▸ **原文節錄**
------
考羅琳不安地沿著走廊走著,這兒有讓人非常熟悉的東西。
她腳下的地毯和她住的公寓裡的地毯一模一樣。牆紙也和她住的公寓裡的牆紙一樣。掛在走廊上的畫,也和她家裡掛在走廊上的畫一樣。
她知道她在什麼地方了:她在她自己的家裡。她並沒有離開過。
——尼爾·蓋曼《鬼媽媽》
《鬼媽媽》, [英] 尼爾·蓋曼 著,楊玲玲 譯,少年兒童出版社2011年5月版。
尼爾·蓋曼說,《鬼媽媽》寫的是他幼時的恐懼,那縫著黑紐釦眼睛的媽媽以及逼真卻又詭異的房間對應著他害怕失去父母的心理。康諾利等作家寫的也是孩子憂傷、無助、退縮,同時又矛盾著,迫切想要成長的境況。
入口——追尋類幻想將日常世界與奇幻世界相聯絡,主人公往往帶著來自現實生活的困頓墜入奇幻世界,而這些問題在幻境中能以另外的面貌得到了新的思考和對應性的實踐。
------
▸ **任務目標**
1. 根據原文節錄，考羅琳在走廊上看到哪些東西和她住的公寓裡的一樣？請全部列出。
2. 請把記錄從開頭起、直到含有「pickup-label: PICK-UP — [98, 170, 159, 186]」的那一行為止（包括該行）逐字抄寫下來。

元素與區域清單
------
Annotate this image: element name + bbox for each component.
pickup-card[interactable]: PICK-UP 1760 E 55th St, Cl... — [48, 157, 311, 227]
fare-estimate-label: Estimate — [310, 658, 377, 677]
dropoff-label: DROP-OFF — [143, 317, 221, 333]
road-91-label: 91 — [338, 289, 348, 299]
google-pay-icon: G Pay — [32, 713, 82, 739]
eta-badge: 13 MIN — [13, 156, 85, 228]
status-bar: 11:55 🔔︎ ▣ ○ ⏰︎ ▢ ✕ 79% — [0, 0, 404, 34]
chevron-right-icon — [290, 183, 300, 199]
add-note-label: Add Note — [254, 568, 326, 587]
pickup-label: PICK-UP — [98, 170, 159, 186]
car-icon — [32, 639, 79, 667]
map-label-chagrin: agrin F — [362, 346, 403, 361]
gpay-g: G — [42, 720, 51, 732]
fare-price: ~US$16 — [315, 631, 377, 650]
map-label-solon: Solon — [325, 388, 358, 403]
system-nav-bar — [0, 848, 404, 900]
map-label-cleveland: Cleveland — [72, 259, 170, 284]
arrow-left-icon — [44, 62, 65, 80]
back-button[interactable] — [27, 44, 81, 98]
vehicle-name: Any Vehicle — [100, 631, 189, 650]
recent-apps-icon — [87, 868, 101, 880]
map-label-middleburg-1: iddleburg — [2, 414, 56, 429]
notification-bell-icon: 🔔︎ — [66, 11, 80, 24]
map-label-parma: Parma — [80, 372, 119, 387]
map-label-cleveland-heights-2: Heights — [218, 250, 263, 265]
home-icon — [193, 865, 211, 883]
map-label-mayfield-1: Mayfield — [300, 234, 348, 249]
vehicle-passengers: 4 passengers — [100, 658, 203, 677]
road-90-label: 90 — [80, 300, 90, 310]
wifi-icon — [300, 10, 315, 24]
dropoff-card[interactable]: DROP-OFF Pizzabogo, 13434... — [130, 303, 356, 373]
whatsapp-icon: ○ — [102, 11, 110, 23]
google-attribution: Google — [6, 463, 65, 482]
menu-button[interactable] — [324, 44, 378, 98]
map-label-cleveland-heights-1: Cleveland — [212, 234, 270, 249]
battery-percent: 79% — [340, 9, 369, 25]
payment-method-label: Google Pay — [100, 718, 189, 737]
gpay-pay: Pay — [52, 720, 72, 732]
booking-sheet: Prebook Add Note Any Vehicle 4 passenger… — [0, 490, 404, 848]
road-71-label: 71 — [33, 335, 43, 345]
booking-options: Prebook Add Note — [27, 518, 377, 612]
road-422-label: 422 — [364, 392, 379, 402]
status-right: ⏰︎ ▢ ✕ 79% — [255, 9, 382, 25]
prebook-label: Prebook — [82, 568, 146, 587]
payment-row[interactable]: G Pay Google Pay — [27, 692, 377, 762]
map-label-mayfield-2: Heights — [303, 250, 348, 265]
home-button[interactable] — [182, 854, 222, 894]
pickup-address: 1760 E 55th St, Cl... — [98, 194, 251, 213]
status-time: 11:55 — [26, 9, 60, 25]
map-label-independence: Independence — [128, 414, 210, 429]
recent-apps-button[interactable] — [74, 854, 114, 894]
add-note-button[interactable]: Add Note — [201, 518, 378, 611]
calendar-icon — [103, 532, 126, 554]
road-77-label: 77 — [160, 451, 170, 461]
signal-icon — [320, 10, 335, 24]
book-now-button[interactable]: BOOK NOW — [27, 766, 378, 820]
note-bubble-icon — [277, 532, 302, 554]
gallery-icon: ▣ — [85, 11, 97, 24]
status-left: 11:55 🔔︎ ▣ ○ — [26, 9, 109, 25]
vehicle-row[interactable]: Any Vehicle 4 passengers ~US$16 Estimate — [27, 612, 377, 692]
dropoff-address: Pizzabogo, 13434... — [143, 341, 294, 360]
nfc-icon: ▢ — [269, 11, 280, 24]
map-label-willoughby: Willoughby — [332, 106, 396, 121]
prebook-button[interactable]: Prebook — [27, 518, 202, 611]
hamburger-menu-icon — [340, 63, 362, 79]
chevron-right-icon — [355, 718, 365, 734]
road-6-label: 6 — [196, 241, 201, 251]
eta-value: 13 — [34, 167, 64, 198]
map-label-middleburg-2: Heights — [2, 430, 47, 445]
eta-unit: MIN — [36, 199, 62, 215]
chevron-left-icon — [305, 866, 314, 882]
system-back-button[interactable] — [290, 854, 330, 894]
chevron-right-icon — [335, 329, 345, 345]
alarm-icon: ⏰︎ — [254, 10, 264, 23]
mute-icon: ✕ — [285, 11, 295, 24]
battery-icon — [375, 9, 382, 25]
------
▸ **作答內容**
1. 她腳下的地毯、牆紙、掛在走廊上的畫。

2.
Annotate this image: element name + bbox for each component.
pickup-card[interactable]: PICK-UP 1760 E 55th St, Cl... — [48, 157, 311, 227]
fare-estimate-label: Estimate — [310, 658, 377, 677]
dropoff-label: DROP-OFF — [143, 317, 221, 333]
road-91-label: 91 — [338, 289, 348, 299]
google-pay-icon: G Pay — [32, 713, 82, 739]
eta-badge: 13 MIN — [13, 156, 85, 228]
status-bar: 11:55 🔔︎ ▣ ○ ⏰︎ ▢ ✕ 79% — [0, 0, 404, 34]
chevron-right-icon — [290, 183, 300, 199]
add-note-label: Add Note — [254, 568, 326, 587]
pickup-label: PICK-UP — [98, 170, 159, 186]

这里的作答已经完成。